Take each line containing the word "дополнить" and copy it.

* START MATERIAL FOR THIS EXERCISE *

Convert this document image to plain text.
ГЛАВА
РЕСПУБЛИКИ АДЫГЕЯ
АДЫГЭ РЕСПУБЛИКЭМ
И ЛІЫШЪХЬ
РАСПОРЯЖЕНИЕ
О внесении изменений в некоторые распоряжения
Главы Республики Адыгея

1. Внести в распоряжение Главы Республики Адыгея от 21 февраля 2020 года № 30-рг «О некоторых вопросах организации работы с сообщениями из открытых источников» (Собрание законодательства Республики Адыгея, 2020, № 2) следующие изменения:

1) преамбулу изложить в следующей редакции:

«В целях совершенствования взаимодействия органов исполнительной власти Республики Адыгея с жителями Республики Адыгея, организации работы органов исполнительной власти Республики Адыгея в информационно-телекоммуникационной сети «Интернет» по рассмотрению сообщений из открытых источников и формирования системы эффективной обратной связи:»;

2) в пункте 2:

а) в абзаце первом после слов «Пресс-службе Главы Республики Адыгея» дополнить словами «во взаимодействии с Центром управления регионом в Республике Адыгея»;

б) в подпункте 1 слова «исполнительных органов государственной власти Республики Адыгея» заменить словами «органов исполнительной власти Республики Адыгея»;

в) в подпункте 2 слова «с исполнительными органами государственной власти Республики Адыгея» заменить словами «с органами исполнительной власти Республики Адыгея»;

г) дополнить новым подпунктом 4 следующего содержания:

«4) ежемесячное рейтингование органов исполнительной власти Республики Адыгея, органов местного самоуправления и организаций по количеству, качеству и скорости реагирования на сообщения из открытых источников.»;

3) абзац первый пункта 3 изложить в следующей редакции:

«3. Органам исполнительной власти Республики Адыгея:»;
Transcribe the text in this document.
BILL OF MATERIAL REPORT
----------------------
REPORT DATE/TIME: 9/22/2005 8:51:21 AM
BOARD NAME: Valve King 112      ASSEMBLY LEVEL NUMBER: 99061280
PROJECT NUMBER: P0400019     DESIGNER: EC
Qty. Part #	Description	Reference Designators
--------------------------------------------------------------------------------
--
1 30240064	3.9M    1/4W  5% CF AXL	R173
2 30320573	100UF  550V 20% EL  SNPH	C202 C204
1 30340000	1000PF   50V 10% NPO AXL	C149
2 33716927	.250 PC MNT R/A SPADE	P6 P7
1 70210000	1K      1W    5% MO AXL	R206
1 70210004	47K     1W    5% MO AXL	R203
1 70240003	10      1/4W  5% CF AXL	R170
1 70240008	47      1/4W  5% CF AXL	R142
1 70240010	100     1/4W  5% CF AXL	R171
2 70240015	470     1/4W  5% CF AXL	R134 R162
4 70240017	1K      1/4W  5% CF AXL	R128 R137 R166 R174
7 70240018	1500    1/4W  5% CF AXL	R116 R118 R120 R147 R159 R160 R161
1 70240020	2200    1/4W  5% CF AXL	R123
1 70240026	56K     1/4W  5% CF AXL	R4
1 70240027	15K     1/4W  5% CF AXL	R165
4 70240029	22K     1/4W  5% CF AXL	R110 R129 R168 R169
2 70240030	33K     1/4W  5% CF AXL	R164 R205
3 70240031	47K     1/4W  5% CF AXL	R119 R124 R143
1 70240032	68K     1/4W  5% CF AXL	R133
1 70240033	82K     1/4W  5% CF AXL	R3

* END MATERIAL FOR THIS EXERCISE *

* WRITTEN SOLUTION
а) в абзаце первом после слов «Пресс-службе Главы Республики Адыгея» дополнить словами «во взаимодействии с Центром управления регионом в Республике Адыгея»;
г) дополнить новым подпунктом 4 следующего содержания:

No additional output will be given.